=== Input ===
---

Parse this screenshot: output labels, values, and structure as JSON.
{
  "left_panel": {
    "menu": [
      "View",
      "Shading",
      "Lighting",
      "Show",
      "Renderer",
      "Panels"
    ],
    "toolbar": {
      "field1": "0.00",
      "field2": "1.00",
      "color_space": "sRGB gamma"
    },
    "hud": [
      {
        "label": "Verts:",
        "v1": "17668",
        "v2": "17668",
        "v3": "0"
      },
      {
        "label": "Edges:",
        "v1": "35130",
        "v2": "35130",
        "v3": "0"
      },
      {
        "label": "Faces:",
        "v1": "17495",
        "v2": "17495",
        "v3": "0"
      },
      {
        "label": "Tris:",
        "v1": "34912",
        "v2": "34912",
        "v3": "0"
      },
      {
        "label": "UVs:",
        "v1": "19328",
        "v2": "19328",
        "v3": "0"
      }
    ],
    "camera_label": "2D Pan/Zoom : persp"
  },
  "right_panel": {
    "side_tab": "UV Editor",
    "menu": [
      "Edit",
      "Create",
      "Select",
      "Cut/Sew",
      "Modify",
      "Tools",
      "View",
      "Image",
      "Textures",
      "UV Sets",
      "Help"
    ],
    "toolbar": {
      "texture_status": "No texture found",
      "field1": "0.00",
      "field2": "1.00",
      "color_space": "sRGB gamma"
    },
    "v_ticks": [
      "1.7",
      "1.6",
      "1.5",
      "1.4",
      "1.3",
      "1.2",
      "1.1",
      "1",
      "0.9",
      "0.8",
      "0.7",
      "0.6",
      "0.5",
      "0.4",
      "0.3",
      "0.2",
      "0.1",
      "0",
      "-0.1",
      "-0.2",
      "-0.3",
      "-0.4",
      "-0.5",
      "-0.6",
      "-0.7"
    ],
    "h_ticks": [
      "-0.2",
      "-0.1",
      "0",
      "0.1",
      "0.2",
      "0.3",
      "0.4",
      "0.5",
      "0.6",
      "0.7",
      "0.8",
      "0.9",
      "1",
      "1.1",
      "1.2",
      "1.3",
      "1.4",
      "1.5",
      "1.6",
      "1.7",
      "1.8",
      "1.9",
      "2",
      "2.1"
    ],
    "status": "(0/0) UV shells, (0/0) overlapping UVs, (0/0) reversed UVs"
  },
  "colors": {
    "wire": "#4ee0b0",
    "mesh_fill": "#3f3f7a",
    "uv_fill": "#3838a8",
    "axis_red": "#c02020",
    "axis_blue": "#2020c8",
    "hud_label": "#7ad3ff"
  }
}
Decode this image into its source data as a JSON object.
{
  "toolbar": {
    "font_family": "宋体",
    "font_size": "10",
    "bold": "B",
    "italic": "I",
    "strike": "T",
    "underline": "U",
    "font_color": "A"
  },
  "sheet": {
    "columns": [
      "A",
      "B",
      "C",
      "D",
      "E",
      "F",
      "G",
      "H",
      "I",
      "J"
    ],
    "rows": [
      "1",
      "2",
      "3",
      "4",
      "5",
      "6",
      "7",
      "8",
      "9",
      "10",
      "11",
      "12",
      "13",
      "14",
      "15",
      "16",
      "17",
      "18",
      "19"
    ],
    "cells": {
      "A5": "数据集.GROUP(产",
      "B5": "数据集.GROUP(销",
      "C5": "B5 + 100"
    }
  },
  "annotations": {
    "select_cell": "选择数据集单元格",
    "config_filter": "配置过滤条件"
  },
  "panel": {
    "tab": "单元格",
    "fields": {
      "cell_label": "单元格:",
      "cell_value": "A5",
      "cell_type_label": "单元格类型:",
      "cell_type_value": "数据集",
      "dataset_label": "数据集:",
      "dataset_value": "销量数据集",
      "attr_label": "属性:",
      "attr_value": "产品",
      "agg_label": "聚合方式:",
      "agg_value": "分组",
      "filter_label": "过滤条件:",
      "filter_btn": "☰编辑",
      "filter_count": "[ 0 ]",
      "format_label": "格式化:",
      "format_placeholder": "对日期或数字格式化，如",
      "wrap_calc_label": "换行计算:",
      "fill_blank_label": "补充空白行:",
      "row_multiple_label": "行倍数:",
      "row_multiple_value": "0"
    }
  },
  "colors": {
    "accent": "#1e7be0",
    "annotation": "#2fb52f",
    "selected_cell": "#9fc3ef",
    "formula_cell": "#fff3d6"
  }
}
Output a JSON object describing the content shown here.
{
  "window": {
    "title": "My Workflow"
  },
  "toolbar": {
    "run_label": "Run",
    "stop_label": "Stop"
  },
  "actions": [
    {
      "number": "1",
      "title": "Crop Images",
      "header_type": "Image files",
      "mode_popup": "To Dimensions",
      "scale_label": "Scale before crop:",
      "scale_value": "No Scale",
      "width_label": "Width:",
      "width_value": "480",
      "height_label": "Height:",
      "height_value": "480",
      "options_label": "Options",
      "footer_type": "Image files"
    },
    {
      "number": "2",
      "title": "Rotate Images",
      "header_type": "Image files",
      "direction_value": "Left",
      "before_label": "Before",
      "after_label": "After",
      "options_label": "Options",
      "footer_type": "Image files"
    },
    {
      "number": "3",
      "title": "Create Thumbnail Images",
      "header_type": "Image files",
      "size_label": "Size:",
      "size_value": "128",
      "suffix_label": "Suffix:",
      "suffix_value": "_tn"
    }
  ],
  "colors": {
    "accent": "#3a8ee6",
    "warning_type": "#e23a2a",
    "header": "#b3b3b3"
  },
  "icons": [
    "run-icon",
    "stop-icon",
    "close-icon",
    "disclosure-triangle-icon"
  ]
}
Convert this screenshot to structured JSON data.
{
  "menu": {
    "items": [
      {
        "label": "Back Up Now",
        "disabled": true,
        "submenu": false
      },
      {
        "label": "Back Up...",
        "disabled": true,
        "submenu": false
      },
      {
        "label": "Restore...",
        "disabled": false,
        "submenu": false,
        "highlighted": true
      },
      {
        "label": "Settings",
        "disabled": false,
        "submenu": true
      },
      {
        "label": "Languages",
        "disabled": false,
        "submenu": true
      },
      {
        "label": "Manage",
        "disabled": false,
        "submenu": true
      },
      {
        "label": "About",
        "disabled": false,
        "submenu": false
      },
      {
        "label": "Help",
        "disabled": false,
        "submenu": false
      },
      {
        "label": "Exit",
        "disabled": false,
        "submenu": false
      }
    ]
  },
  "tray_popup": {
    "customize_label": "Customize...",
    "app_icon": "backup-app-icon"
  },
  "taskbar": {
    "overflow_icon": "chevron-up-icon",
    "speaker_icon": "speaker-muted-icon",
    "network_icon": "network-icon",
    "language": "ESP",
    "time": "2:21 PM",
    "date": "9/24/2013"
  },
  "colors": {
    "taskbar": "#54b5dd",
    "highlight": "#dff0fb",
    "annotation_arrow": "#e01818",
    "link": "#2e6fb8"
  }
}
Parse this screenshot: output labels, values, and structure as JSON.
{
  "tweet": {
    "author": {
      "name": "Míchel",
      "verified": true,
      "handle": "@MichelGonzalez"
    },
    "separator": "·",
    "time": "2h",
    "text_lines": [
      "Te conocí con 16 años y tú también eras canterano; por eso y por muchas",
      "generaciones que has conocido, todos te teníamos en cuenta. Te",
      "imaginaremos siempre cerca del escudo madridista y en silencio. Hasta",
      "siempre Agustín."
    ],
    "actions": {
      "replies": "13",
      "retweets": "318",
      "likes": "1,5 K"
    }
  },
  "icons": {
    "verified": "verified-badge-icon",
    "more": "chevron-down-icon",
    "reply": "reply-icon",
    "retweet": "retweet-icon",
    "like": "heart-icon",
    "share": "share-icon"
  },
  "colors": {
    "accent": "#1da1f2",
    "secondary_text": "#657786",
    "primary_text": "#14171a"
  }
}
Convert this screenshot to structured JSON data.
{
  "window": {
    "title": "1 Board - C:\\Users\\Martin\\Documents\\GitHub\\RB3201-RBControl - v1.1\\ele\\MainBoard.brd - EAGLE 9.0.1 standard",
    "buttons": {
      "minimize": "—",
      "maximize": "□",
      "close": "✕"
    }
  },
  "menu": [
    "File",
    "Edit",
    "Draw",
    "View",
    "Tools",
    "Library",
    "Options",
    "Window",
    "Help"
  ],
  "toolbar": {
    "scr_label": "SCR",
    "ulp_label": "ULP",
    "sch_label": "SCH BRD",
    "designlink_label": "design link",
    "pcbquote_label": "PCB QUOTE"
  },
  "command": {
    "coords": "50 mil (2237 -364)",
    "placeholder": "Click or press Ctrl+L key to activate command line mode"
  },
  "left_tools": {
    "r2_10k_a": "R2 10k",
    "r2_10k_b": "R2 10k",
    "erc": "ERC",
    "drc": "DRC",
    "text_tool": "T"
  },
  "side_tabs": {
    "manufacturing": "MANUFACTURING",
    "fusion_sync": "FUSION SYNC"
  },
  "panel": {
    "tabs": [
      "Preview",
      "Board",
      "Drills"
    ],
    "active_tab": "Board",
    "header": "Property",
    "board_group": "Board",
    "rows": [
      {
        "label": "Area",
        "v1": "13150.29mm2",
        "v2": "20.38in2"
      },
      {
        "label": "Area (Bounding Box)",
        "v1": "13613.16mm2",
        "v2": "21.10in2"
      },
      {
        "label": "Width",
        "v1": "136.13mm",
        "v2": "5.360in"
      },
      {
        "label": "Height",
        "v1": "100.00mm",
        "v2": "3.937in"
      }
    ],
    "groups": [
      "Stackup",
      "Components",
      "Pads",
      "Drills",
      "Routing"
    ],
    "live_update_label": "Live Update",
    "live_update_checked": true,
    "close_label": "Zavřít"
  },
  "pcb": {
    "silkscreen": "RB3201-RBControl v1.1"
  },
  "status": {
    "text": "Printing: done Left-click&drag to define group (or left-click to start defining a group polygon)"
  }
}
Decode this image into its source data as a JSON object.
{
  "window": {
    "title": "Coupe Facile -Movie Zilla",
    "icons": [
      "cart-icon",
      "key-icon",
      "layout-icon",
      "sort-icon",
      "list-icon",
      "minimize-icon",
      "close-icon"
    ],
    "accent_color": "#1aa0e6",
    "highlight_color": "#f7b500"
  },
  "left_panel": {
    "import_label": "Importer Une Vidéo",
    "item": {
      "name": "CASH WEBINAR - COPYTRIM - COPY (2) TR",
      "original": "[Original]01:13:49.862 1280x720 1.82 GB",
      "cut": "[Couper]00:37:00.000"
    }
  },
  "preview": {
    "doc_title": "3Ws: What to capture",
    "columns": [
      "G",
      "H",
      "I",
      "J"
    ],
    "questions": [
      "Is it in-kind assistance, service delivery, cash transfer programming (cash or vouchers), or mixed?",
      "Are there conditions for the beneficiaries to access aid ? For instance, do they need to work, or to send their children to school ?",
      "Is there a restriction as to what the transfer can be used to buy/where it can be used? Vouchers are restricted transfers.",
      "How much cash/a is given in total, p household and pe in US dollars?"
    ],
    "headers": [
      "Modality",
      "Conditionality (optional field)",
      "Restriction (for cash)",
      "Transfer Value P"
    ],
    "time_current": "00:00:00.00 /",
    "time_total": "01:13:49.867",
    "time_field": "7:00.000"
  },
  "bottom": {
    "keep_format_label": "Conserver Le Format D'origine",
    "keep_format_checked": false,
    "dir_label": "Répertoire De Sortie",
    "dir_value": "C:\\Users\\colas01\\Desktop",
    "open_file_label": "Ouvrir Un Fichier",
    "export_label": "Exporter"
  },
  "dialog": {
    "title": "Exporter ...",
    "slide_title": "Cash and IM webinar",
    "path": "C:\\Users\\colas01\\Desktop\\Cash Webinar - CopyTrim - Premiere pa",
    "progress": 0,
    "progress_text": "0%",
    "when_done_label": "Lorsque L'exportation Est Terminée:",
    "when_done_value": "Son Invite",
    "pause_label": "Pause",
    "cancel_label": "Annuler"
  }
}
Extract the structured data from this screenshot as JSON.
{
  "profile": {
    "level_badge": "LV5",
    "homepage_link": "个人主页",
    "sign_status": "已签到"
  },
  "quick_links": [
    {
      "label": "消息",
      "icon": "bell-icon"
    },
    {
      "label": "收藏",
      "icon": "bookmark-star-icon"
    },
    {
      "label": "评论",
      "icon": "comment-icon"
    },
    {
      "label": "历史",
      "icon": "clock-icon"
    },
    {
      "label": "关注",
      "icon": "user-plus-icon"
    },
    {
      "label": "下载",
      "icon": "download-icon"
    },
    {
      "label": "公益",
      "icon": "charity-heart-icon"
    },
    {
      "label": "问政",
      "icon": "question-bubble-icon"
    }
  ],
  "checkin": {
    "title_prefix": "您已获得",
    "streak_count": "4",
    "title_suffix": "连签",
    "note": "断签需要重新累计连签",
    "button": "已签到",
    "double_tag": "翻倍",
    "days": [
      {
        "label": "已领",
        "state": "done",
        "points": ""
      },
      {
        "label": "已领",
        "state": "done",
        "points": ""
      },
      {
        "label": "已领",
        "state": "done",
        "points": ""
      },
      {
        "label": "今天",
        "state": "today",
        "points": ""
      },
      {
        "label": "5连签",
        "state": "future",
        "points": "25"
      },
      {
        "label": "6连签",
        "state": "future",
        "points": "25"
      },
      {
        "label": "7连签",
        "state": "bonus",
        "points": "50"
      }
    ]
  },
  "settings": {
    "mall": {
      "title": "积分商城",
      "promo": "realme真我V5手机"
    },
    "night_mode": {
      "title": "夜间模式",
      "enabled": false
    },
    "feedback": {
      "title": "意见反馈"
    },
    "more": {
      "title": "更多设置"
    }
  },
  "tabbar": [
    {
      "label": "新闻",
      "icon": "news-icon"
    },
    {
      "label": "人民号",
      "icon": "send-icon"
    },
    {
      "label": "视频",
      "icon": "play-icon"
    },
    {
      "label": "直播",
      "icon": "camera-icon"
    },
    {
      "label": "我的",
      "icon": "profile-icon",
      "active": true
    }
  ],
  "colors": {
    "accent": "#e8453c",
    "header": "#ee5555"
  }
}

---

=== Brief ===
Collect every line with the string "Users" from the records, and copy each.

=== Answer to this problem ===
    "title": "1 Board - C:\\Users\\Martin\\Documents\\GitHub\\RB3201-RBControl - v1.1\\ele\\MainBoard.brd - EAGLE 9.0.1 standard",
    "dir_value": "C:\\Users\\colas01\\Desktop",
    "path": "C:\\Users\\colas01\\Desktop\\Cash Webinar - CopyTrim - Premiere pa",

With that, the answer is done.